--- begin ---

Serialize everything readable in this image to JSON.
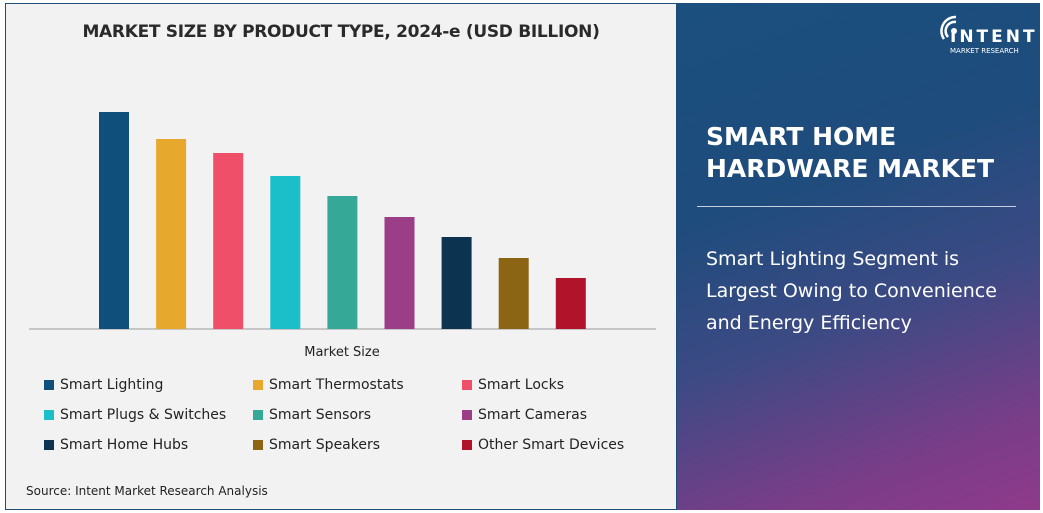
{
  "chart_data": {
    "type": "bar",
    "title": "MARKET SIZE BY PRODUCT TYPE, 2024-e (USD BILLION)",
    "xlabel": "Market Size",
    "ylabel": "",
    "grid": false,
    "legend_position": "bottom",
    "categories": [
      "Smart Lighting",
      "Smart Thermostats",
      "Smart Locks",
      "Smart Plugs & Switches",
      "Smart Sensors",
      "Smart Cameras",
      "Smart Home Hubs",
      "Smart Speakers",
      "Other Smart Devices"
    ],
    "values": [
      217,
      190,
      176,
      153,
      133,
      112,
      92,
      71,
      51
    ],
    "colors": [
      "#0e4f7b",
      "#e6a92e",
      "#ef4f69",
      "#1bbfc9",
      "#35a898",
      "#9c3d87",
      "#0c3350",
      "#8c6514",
      "#b0132a"
    ]
  },
  "source": "Source: Intent Market Research Analysis",
  "panel": {
    "logo_brand": "INTENT",
    "logo_sub": "MARKET RESEARCH",
    "title": "SMART HOME HARDWARE MARKET",
    "description": "Smart Lighting Segment is Largest Owing to Convenience and Energy Efficiency"
  }
}
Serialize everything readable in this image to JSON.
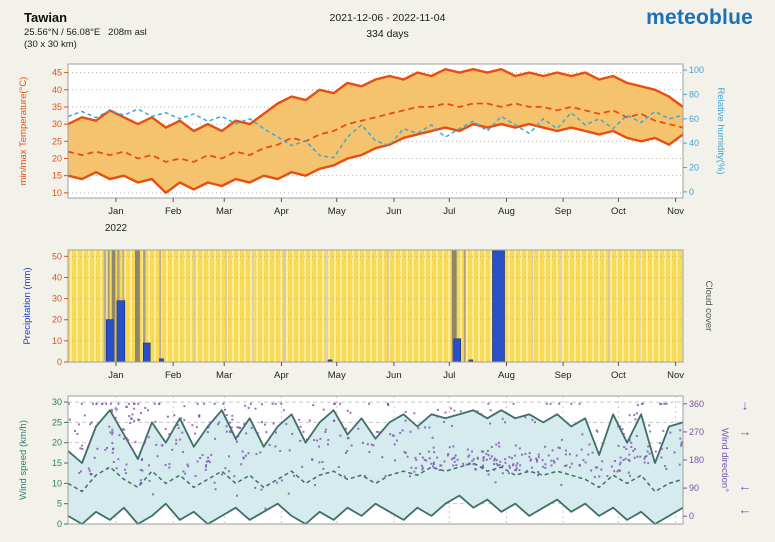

--- end ---

__GIVEN PROBLEM__
Omit the pictures, then output the rest of the listing exactly.

__WRITTEN ANSWER__
Serialize everything readable in this image to JSON.
{
  "chart_data": {
    "type": "bar",
    "title": "MARKET SIZE BY PRODUCT TYPE, 2024-e (USD BILLION)",
    "xlabel": "Market Size",
    "ylabel": "",
    "grid": false,
    "legend_position": "bottom",
    "categories": [
      "Smart Lighting",
      "Smart Thermostats",
      "Smart Locks",
      "Smart Plugs & Switches",
      "Smart Sensors",
      "Smart Cameras",
      "Smart Home Hubs",
      "Smart Speakers",
      "Other Smart Devices"
    ],
    "values": [
      217,
      190,
      176,
      153,
      133,
      112,
      92,
      71,
      51
    ],
    "colors": [
      "#0e4f7b",
      "#e6a92e",
      "#ef4f69",
      "#1bbfc9",
      "#35a898",
      "#9c3d87",
      "#0c3350",
      "#8c6514",
      "#b0132a"
    ]
  },
  "source": "Source: Intent Market Research Analysis",
  "panel": {
    "logo_brand": "INTENT",
    "logo_sub": "MARKET RESEARCH",
    "title": "SMART HOME HARDWARE MARKET",
    "description": "Smart Lighting Segment is Largest Owing to Convenience and Energy Efficiency"
  }
}
Serialize everything readable in this image to JSON.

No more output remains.